▶ **THE INPUT**
• • • • • • •
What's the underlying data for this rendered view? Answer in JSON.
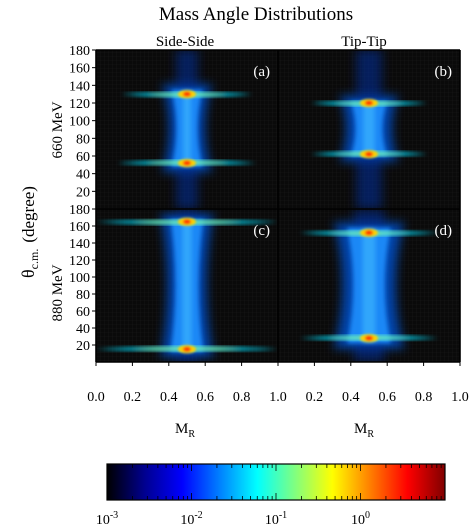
{
  "chart_data": {
    "type": "heatmap",
    "title": "Mass Angle Distributions",
    "column_titles": [
      "Side-Side",
      "Tip-Tip"
    ],
    "row_labels": [
      "660 MeV",
      "880 MeV"
    ],
    "ylabel_main": "θ",
    "ylabel_sub": "c.m.",
    "ylabel_unit": "(degree)",
    "xlabel_main": "M",
    "xlabel_sub": "R",
    "xlim": [
      0.0,
      1.0
    ],
    "ylim": [
      0,
      180
    ],
    "x_ticks": [
      "0.0",
      "0.2",
      "0.4",
      "0.6",
      "0.8",
      "1.0"
    ],
    "y_ticks_top": [
      "20",
      "40",
      "60",
      "80",
      "100",
      "120",
      "140",
      "160",
      "180"
    ],
    "y_ticks_bottom": [
      "20",
      "40",
      "60",
      "80",
      "100",
      "120",
      "140",
      "160",
      "180"
    ],
    "panels": [
      {
        "label": "(a)",
        "row": 0,
        "col": 0,
        "peaks": [
          {
            "theta": 130,
            "width": 0.36
          },
          {
            "theta": 52,
            "width": 0.38
          }
        ],
        "core_halfwidth": 0.085,
        "waist_halfwidth": 0.06,
        "band_theta": [
          48,
          135
        ]
      },
      {
        "label": "(b)",
        "row": 0,
        "col": 1,
        "peaks": [
          {
            "theta": 120,
            "width": 0.32
          },
          {
            "theta": 62,
            "width": 0.32
          }
        ],
        "core_halfwidth": 0.1,
        "waist_halfwidth": 0.09,
        "band_theta": [
          60,
          122
        ]
      },
      {
        "label": "(c)",
        "row": 1,
        "col": 0,
        "peaks": [
          {
            "theta": 165,
            "width": 0.5
          },
          {
            "theta": 15,
            "width": 0.5
          }
        ],
        "core_halfwidth": 0.09,
        "waist_halfwidth": 0.07,
        "band_theta": [
          12,
          168
        ]
      },
      {
        "label": "(d)",
        "row": 1,
        "col": 1,
        "peaks": [
          {
            "theta": 152,
            "width": 0.38
          },
          {
            "theta": 28,
            "width": 0.38
          }
        ],
        "core_halfwidth": 0.12,
        "waist_halfwidth": 0.1,
        "band_theta": [
          22,
          158
        ]
      }
    ],
    "colorbar": {
      "scale": "log",
      "range": [
        0.001,
        10
      ],
      "ticks": [
        {
          "base": "10",
          "exp": "-3"
        },
        {
          "base": "10",
          "exp": "-2"
        },
        {
          "base": "10",
          "exp": "-1"
        },
        {
          "base": "10",
          "exp": "0"
        }
      ],
      "colormap": [
        "#000000",
        "#00008f",
        "#0000ff",
        "#0080ff",
        "#00ffff",
        "#80ff80",
        "#ffff00",
        "#ff8000",
        "#ff0000",
        "#800000"
      ]
    }
  }
}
• • • • • • •
▶ **EXERCISE OBJECTIVE**
Leave out the pictures and return every record word for word.

▶ **TASK RESULT**
What's the underlying data for this rendered view? Answer in JSON.
{
  "chart_data": {
    "type": "heatmap",
    "title": "Mass Angle Distributions",
    "column_titles": [
      "Side-Side",
      "Tip-Tip"
    ],
    "row_labels": [
      "660 MeV",
      "880 MeV"
    ],
    "ylabel_main": "θ",
    "ylabel_sub": "c.m.",
    "ylabel_unit": "(degree)",
    "xlabel_main": "M",
    "xlabel_sub": "R",
    "xlim": [
      0.0,
      1.0
    ],
    "ylim": [
      0,
      180
    ],
    "x_ticks": [
      "0.0",
      "0.2",
      "0.4",
      "0.6",
      "0.8",
      "1.0"
    ],
    "y_ticks_top": [
      "20",
      "40",
      "60",
      "80",
      "100",
      "120",
      "140",
      "160",
      "180"
    ],
    "y_ticks_bottom": [
      "20",
      "40",
      "60",
      "80",
      "100",
      "120",
      "140",
      "160",
      "180"
    ],
    "panels": [
      {
        "label": "(a)",
        "row": 0,
        "col": 0,
        "peaks": [
          {
            "theta": 130,
            "width": 0.36
          },
          {
            "theta": 52,
            "width": 0.38
          }
        ],
        "core_halfwidth": 0.085,
        "waist_halfwidth": 0.06,
        "band_theta": [
          48,
          135
        ]
      },
      {
        "label": "(b)",
        "row": 0,
        "col": 1,
        "peaks": [
          {
            "theta": 120,
            "width": 0.32
          },
          {
            "theta": 62,
            "width": 0.32
          }
        ],
        "core_halfwidth": 0.1,
        "waist_halfwidth": 0.09,
        "band_theta": [
          60,
          122
        ]
      },
      {
        "label": "(c)",
        "row": 1,
        "col": 0,
        "peaks": [
          {
            "theta": 165,
            "width": 0.5
          },
          {
            "theta": 15,
            "width": 0.5
          }
        ],
        "core_halfwidth": 0.09,
        "waist_halfwidth": 0.07,
        "band_theta": [
          12,
          168
        ]
      },
      {
        "label": "(d)",
        "row": 1,
        "col": 1,
        "peaks": [
          {
            "theta": 152,
            "width": 0.38
          },
          {
            "theta": 28,
            "width": 0.38
          }
        ],
        "core_halfwidth": 0.12,
        "waist_halfwidth": 0.1,
        "band_theta": [
          22,
          158
        ]
      }
    ],
    "colorbar": {
      "scale": "log",
      "range": [
        0.001,
        10
      ],
      "ticks": [
        {
          "base": "10",
          "exp": "-3"
        },
        {
          "base": "10",
          "exp": "-2"
        },
        {
          "base": "10",
          "exp": "-1"
        },
        {
          "base": "10",
          "exp": "0"
        }
      ],
      "colormap": [
        "#000000",
        "#00008f",
        "#0000ff",
        "#0080ff",
        "#00ffff",
        "#80ff80",
        "#ffff00",
        "#ff8000",
        "#ff0000",
        "#800000"
      ]
    }
  }
}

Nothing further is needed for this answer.